WHAT TO DO. Will you give the material below again, every line exactly as it is?

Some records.
□ □ □
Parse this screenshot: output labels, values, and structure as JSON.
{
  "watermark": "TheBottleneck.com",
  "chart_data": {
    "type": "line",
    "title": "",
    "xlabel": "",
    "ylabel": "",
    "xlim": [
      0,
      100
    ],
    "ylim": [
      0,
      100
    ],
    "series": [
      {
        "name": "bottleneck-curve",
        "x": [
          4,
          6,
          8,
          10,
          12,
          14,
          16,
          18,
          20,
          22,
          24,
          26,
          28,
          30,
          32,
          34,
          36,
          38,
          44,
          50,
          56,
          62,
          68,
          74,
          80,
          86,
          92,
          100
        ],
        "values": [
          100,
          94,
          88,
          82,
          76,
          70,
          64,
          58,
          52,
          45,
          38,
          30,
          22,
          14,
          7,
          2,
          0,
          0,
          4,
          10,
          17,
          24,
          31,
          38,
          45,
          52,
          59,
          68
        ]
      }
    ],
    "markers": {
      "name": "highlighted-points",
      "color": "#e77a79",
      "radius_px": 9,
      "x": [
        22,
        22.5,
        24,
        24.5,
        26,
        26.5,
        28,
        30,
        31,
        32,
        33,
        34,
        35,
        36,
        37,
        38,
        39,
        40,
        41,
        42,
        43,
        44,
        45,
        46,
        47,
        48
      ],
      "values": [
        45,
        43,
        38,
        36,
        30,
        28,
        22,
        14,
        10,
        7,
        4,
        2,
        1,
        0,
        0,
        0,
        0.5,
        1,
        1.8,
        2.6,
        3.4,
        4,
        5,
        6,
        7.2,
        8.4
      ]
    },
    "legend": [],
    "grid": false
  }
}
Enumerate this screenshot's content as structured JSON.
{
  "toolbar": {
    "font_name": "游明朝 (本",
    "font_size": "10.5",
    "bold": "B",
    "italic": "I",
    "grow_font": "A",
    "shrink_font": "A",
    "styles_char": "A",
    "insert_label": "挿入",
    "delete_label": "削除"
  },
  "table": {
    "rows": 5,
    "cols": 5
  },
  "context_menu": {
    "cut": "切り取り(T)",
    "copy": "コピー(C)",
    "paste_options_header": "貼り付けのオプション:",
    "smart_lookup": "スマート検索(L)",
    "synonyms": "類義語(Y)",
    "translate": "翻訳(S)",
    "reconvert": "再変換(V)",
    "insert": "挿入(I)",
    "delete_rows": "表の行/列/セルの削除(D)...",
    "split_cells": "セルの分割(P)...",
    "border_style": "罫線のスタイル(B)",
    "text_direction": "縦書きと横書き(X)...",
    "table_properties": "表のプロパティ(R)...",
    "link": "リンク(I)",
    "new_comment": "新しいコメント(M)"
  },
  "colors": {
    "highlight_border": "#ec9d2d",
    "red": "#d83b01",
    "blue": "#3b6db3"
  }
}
□ □ □
TASK OUTPUT.
Parse this screenshot: output labels, values, and structure as JSON.
{
  "watermark": "TheBottleneck.com",
  "chart_data": {
    "type": "line",
    "title": "",
    "xlabel": "",
    "ylabel": "",
    "xlim": [
      0,
      100
    ],
    "ylim": [
      0,
      100
    ],
    "series": [
      {
        "name": "bottleneck-curve",
        "x": [
          4,
          6,
          8,
          10,
          12,
          14,
          16,
          18,
          20,
          22,
          24,
          26,
          28,
          30,
          32,
          34,
          36,
          38,
          44,
          50,
          56,
          62,
          68,
          74,
          80,
          86,
          92,
          100
        ],
        "values": [
          100,
          94,
          88,
          82,
          76,
          70,
          64,
          58,
          52,
          45,
          38,
          30,
          22,
          14,
          7,
          2,
          0,
          0,
          4,
          10,
          17,
          24,
          31,
          38,
          45,
          52,
          59,
          68
        ]
      }
    ],
    "markers": {
      "name": "highlighted-points",
      "color": "#e77a79",
      "radius_px": 9,
      "x": [
        22,
        22.5,
        24,
        24.5,
        26,
        26.5,
        28,
        30,
        31,
        32,
        33,
        34,
        35,
        36,
        37,
        38,
        39,
        40,
        41,
        42,
        43,
        44,
        45,
        46,
        47,
        48
      ],
      "values": [
        45,
        43,
        38,
        36,
        30,
        28,
        22,
        14,
        10,
        7,
        4,
        2,
        1,
        0,
        0,
        0,
        0.5,
        1,
        1.8,
        2.6,
        3.4,
        4,
        5,
        6,
        7.2,
        8.4
      ]
    },
    "legend": [],
    "grid": false
  }
}
Enumerate this screenshot's content as structured JSON.
{
  "toolbar": {
    "font_name": "游明朝 (本",
    "font_size": "10.5",
    "bold": "B",
    "italic": "I",
    "grow_font": "A",
    "shrink_font": "A",
    "styles_char": "A",
    "insert_label": "挿入",
    "delete_label": "削除"
  },
  "table": {
    "rows": 5,
    "cols": 5
  },
  "context_menu": {
    "cut": "切り取り(T)",
    "copy": "コピー(C)",
    "paste_options_header": "貼り付けのオプション:",
    "smart_lookup": "スマート検索(L)",
    "synonyms": "類義語(Y)",
    "translate": "翻訳(S)",
    "reconvert": "再変換(V)",
    "insert": "挿入(I)",
    "delete_rows": "表の行/列/セルの削除(D)...",
    "split_cells": "セルの分割(P)...",
    "border_style": "罫線のスタイル(B)",
    "text_direction": "縦書きと横書き(X)...",
    "table_properties": "表のプロパティ(R)...",
    "link": "リンク(I)",
    "new_comment": "新しいコメント(M)"
  },
  "colors": {
    "highlight_border": "#ec9d2d",
    "red": "#d83b01",
    "blue": "#3b6db3"
  }
}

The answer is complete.